───── Available records ─────
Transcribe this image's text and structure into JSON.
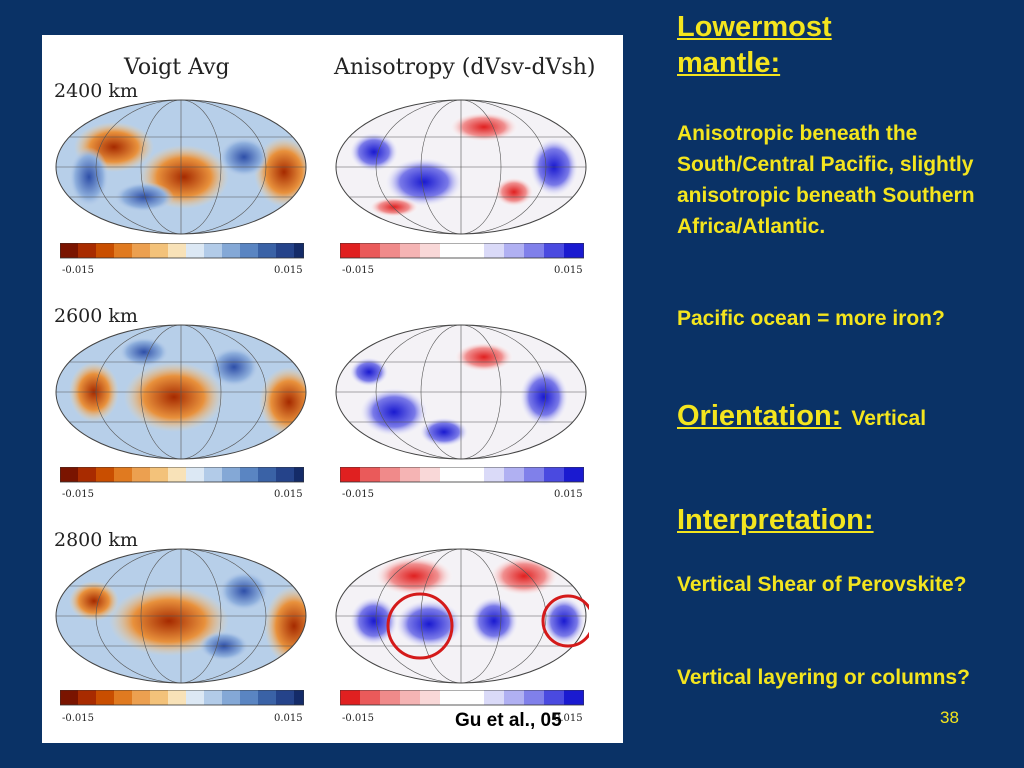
{
  "figure": {
    "col_titles": [
      "Voigt Avg",
      "Anisotropy (dVsv-dVsh)"
    ],
    "depths": [
      "2400 km",
      "2600 km",
      "2800 km"
    ],
    "colorbar_min": "-0.015",
    "colorbar_max": "0.015",
    "citation": "Gu et al., 05"
  },
  "sidebar": {
    "heading1": "Lowermost mantle:",
    "p1": "Anisotropic beneath the South/Central Pacific, slightly anisotropic beneath Southern Africa/Atlantic.",
    "p2": "Pacific ocean = more iron?",
    "orientation_label": "Orientation:",
    "orientation_value": "Vertical",
    "heading2": "Interpretation:",
    "p3": "Vertical Shear of Perovskite?",
    "p4": "Vertical layering or columns?"
  },
  "page_number": "38",
  "colors": {
    "background": "#0a3266",
    "accent_text": "#f4e51e",
    "highlight_circle": "#d41a1a"
  }
}
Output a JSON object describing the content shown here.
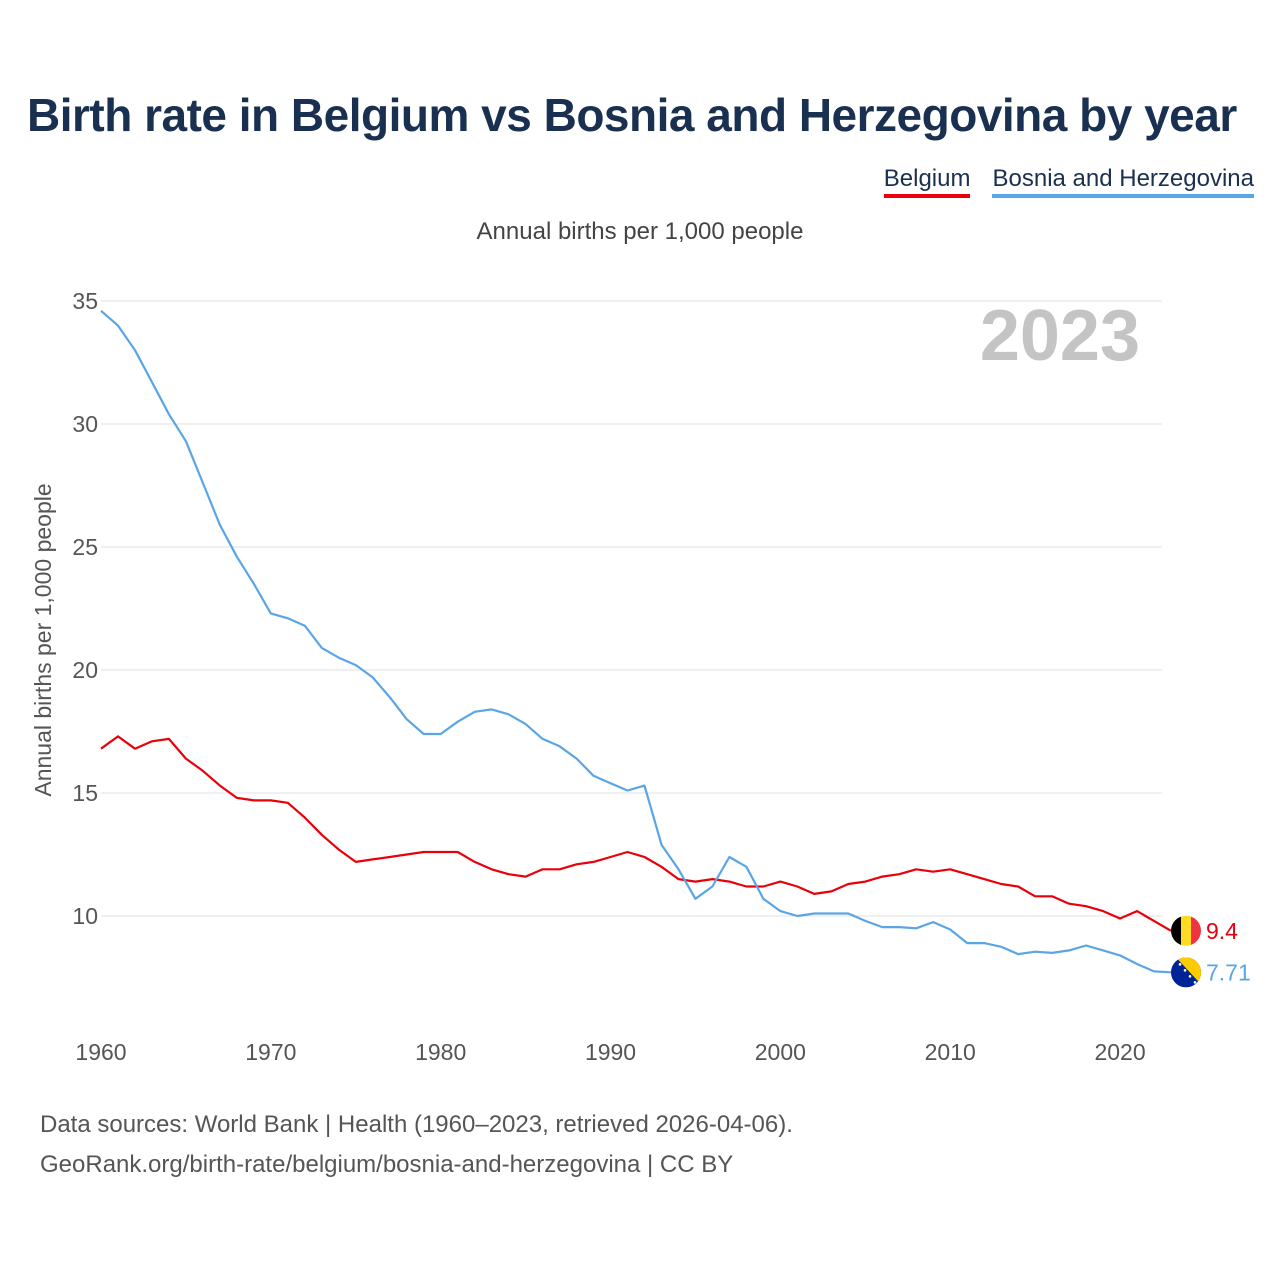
{
  "title": "Birth rate in Belgium vs Bosnia and Herzegovina by year",
  "subtitle": "Annual births per 1,000 people",
  "footer": {
    "line1": "Data sources: World Bank | Health (1960–2023, retrieved 2026-04-06).",
    "line2": "GeoRank.org/birth-rate/belgium/bosnia-and-herzegovina | CC BY"
  },
  "colors": {
    "belgium": "#e8000b",
    "bosnia": "#5aa5e6",
    "grid": "#e6e6e6",
    "year_label": "#c4c4c4"
  },
  "chart_data": {
    "type": "line",
    "title": "Birth rate in Belgium vs Bosnia and Herzegovina by year",
    "xlabel": "",
    "ylabel": "Annual births per 1,000 people",
    "xlim": [
      1960,
      2023
    ],
    "ylim": [
      7,
      35
    ],
    "yticks": [
      10,
      15,
      20,
      25,
      30,
      35
    ],
    "xticks": [
      1960,
      1970,
      1980,
      1990,
      2000,
      2010,
      2020
    ],
    "grid": true,
    "legend": "top-right",
    "year_label": "2023",
    "x": [
      1960,
      1961,
      1962,
      1963,
      1964,
      1965,
      1966,
      1967,
      1968,
      1969,
      1970,
      1971,
      1972,
      1973,
      1974,
      1975,
      1976,
      1977,
      1978,
      1979,
      1980,
      1981,
      1982,
      1983,
      1984,
      1985,
      1986,
      1987,
      1988,
      1989,
      1990,
      1991,
      1992,
      1993,
      1994,
      1995,
      1996,
      1997,
      1998,
      1999,
      2000,
      2001,
      2002,
      2003,
      2004,
      2005,
      2006,
      2007,
      2008,
      2009,
      2010,
      2011,
      2012,
      2013,
      2014,
      2015,
      2016,
      2017,
      2018,
      2019,
      2020,
      2021,
      2022,
      2023
    ],
    "series": [
      {
        "name": "Belgium",
        "end_label": "9.4",
        "values": [
          16.8,
          17.3,
          16.8,
          17.1,
          17.2,
          16.4,
          15.9,
          15.3,
          14.8,
          14.7,
          14.7,
          14.6,
          14.0,
          13.3,
          12.7,
          12.2,
          12.3,
          12.4,
          12.5,
          12.6,
          12.6,
          12.6,
          12.2,
          11.9,
          11.7,
          11.6,
          11.9,
          11.9,
          12.1,
          12.2,
          12.4,
          12.6,
          12.4,
          12.0,
          11.5,
          11.4,
          11.5,
          11.4,
          11.2,
          11.2,
          11.4,
          11.2,
          10.9,
          11.0,
          11.3,
          11.4,
          11.6,
          11.7,
          11.9,
          11.8,
          11.9,
          11.7,
          11.5,
          11.3,
          11.2,
          10.8,
          10.8,
          10.5,
          10.4,
          10.2,
          9.9,
          10.2,
          9.8,
          9.4
        ]
      },
      {
        "name": "Bosnia and Herzegovina",
        "end_label": "7.71",
        "values": [
          34.6,
          34.0,
          33.0,
          31.7,
          30.4,
          29.3,
          27.6,
          25.9,
          24.6,
          23.5,
          22.3,
          22.1,
          21.8,
          20.9,
          20.5,
          20.2,
          19.7,
          18.9,
          18.0,
          17.4,
          17.4,
          17.9,
          18.3,
          18.4,
          18.2,
          17.8,
          17.2,
          16.9,
          16.4,
          15.7,
          15.4,
          15.1,
          15.3,
          12.9,
          11.9,
          10.7,
          11.2,
          12.4,
          12.0,
          10.7,
          10.2,
          10.0,
          10.1,
          10.1,
          10.1,
          9.8,
          9.55,
          9.55,
          9.5,
          9.75,
          9.45,
          8.9,
          8.9,
          8.75,
          8.45,
          8.55,
          8.5,
          8.6,
          8.8,
          8.6,
          8.4,
          8.05,
          7.75,
          7.71
        ]
      }
    ]
  }
}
─────
== Direction ==
Search the entries for the word "Vertical" and copy every line that has it.

== Complete output ==
    "orientation_value": "Vertical",
    "p3": "Vertical Shear of Perovskite?",
    "p4": "Vertical layering or columns?"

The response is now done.